▶ [Passage given]
-- Begin --

In October 2020, 6 million small businesses in the UK declared they were in a precarious position. This left 16 million jobs at risk.
There were 190,000 retail jobs lost in the year from March 2020.
It’s felt pretty gloomy.
Good news is not all good news
There are green shoots, with a stock market recovery, household savings on the increase, and more staff being hired. The easing in lockdown requirements has seen a release of pent-up demand for shopping and eating, and drinking outside the home.
But here’s why you might have a worry.
Nearly half a million companies were launched from March to September last year. An increase of nearly 10% on the previous year.
Noisy just got noisier
New things tend to make more noise. New things tend to be shiny and attract attention, turn people’s heads.
How are you going to remind them that you exist?
It’s not about money
As smaller business owners, throwing money at something isn’t going to be an option. Even if you had a magic money tree surely it would still be important to make a good return on your investment?
What causes the Dragons to say “I’m out”?
I loathe Dragon’s Den, mainly because I hate cringing at seeing other people’s mistakes play out on screen. On the occasions I’ve watched it through my fingers, there are three things that seem to make the Dragons opt out:
- A bad product, particularly a bad product demonstration
- Not knowing your numbers, especially when they don’t stand up to inspection
- A boring story
And really the story is the first thing. If they don’t grab them with the story, they’re constantly battling up a hill after that. Of course, a good story won’t help them if the product is rubbish or the financials stack up, but it sets them off on a better foot.
The reasons behind that are simple.
Great stories make us care
The people you really want to reach, the ones you want what you do to resonate with, the’re not going to be persuaded by facts. They want to know your story. Great stories are the backbone of every winning idea.
Telling better stories than your competitors cuts through the noise. A business with a great story will be believed, not just noticed. And when we believe things, we’re more invested in them.
Fantastic quote from Mary Portas, and sums up why storytelling has such power to connect with customers. To be connected, you need more than a good story, you need a great one. Here’s why:
A great story engages
If a story is only good, it tends to just tell you stuff. If it’s only purpose is to convey information, it’s more of an anecdote than a story.

-- End --

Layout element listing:
-- Begin --

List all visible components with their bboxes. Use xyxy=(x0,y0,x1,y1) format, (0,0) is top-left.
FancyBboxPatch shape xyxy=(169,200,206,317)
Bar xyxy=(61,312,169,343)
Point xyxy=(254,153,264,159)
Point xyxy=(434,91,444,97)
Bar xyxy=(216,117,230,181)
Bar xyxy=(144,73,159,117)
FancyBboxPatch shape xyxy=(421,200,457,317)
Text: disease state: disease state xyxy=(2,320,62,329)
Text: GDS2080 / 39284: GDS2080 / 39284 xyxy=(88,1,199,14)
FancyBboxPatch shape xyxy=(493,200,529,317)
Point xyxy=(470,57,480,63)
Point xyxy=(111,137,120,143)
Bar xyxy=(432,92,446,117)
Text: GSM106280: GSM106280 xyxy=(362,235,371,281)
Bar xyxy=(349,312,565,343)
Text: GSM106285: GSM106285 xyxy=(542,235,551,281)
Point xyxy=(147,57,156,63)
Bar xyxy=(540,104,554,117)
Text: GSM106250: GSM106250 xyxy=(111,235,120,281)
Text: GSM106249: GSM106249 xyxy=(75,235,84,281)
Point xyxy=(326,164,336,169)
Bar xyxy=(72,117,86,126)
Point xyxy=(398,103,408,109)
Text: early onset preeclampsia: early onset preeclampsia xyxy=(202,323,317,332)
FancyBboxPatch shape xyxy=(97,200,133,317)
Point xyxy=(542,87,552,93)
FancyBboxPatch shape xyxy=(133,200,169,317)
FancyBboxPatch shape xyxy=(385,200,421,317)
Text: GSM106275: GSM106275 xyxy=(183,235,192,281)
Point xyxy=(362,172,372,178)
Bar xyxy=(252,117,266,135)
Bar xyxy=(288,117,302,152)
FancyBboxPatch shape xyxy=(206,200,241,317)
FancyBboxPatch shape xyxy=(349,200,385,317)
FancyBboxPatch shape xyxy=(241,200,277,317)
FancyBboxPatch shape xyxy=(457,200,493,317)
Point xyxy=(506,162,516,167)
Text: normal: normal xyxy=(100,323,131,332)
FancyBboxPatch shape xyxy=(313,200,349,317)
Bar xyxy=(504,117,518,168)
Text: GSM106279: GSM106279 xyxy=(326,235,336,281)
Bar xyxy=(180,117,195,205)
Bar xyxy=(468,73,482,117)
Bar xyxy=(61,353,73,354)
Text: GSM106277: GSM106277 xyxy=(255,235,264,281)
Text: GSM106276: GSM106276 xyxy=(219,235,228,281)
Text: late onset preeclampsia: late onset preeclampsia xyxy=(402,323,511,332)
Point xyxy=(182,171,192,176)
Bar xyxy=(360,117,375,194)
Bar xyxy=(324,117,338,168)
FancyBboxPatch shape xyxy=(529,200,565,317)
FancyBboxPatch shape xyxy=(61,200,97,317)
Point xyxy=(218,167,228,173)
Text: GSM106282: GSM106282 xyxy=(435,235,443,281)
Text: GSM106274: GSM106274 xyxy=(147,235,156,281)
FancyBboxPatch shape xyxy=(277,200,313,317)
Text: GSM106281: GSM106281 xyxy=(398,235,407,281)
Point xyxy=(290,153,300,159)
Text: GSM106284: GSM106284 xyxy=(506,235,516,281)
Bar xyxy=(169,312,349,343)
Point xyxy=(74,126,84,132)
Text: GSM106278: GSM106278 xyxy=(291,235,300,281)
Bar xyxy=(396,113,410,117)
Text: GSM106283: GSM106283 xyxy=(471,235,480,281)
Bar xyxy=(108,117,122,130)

-- End --

▶ [Objective A] Copy out the listing word for word, from its first line through the line that contains "Text: GSM106282: GSM106282".
▶ [Objective B] Continue the piece on small businesses and storytelling, starting after its final sentence.

▶ [Answer A]
List all visible components with their bboxes. Use xyxy=(x0,y0,x1,y1) format, (0,0) is top-left.
FancyBboxPatch shape xyxy=(169,200,206,317)
Bar xyxy=(61,312,169,343)
Point xyxy=(254,153,264,159)
Point xyxy=(434,91,444,97)
Bar xyxy=(216,117,230,181)
Bar xyxy=(144,73,159,117)
FancyBboxPatch shape xyxy=(421,200,457,317)
Text: disease state: disease state xyxy=(2,320,62,329)
Text: GDS2080 / 39284: GDS2080 / 39284 xyxy=(88,1,199,14)
FancyBboxPatch shape xyxy=(493,200,529,317)
Point xyxy=(470,57,480,63)
Point xyxy=(111,137,120,143)
Bar xyxy=(432,92,446,117)
Text: GSM106280: GSM106280 xyxy=(362,235,371,281)
Bar xyxy=(349,312,565,343)
Text: GSM106285: GSM106285 xyxy=(542,235,551,281)
Point xyxy=(147,57,156,63)
Bar xyxy=(540,104,554,117)
Text: GSM106250: GSM106250 xyxy=(111,235,120,281)
Text: GSM106249: GSM106249 xyxy=(75,235,84,281)
Point xyxy=(326,164,336,169)
Bar xyxy=(72,117,86,126)
Point xyxy=(398,103,408,109)
Text: early onset preeclampsia: early onset preeclampsia xyxy=(202,323,317,332)
FancyBboxPatch shape xyxy=(97,200,133,317)
Point xyxy=(542,87,552,93)
FancyBboxPatch shape xyxy=(133,200,169,317)
FancyBboxPatch shape xyxy=(385,200,421,317)
Text: GSM106275: GSM106275 xyxy=(183,235,192,281)
Point xyxy=(362,172,372,178)
Bar xyxy=(252,117,266,135)
Bar xyxy=(288,117,302,152)
FancyBboxPatch shape xyxy=(206,200,241,317)
FancyBboxPatch shape xyxy=(349,200,385,317)
FancyBboxPatch shape xyxy=(241,200,277,317)
FancyBboxPatch shape xyxy=(457,200,493,317)
Point xyxy=(506,162,516,167)
Text: normal: normal xyxy=(100,323,131,332)
FancyBboxPatch shape xyxy=(313,200,349,317)
Bar xyxy=(504,117,518,168)
Text: GSM106279: GSM106279 xyxy=(326,235,336,281)
Bar xyxy=(180,117,195,205)
Bar xyxy=(468,73,482,117)
Bar xyxy=(61,353,73,354)
Text: GSM106277: GSM106277 xyxy=(255,235,264,281)
Text: GSM106276: GSM106276 xyxy=(219,235,228,281)
Text: late onset preeclampsia: late onset preeclampsia xyxy=(402,323,511,332)
Point xyxy=(182,171,192,176)
Bar xyxy=(360,117,375,194)
Bar xyxy=(324,117,338,168)
FancyBboxPatch shape xyxy=(529,200,565,317)
FancyBboxPatch shape xyxy=(61,200,97,317)
Point xyxy=(218,167,228,173)
Text: GSM106282: GSM106282 xyxy=(435,235,443,281)

▶ [Answer B]
A great story moves people
An averagely good story tells people what they need to know. A great story elicits an emotional response. There’s an incredible amount of neuroscience to explain why that happens. Our brains don’t want to waste energy on synthesising oxytocin if there’s actually no reason to care about something.
The brain makes its mind up very quickly, and moves us on if there’s nothing to see here, nothing to feel.
A great story changes how we feel
If your story truly connects with people, it can change how they feel about something, even if they’ve never considered what their feelings are on a subject.
For example, choosing a pair of flip flops might have been something you just did as part of your pre-holiday preparation. Reading the story behind Gandys, and the work your purchase could support, might make you feel very differently about the choice you could make.
A great story changes what we do
When a story truly connects and resonates with you, it can change what you choose to do. For example, when the British Heart Foundation started telling the story that it wasn’t the kiss of life that was important in helping someone whose heart had stopped but the chest compressions, then the number of people who said they would be prepared to give it a go in an emergency rocketed.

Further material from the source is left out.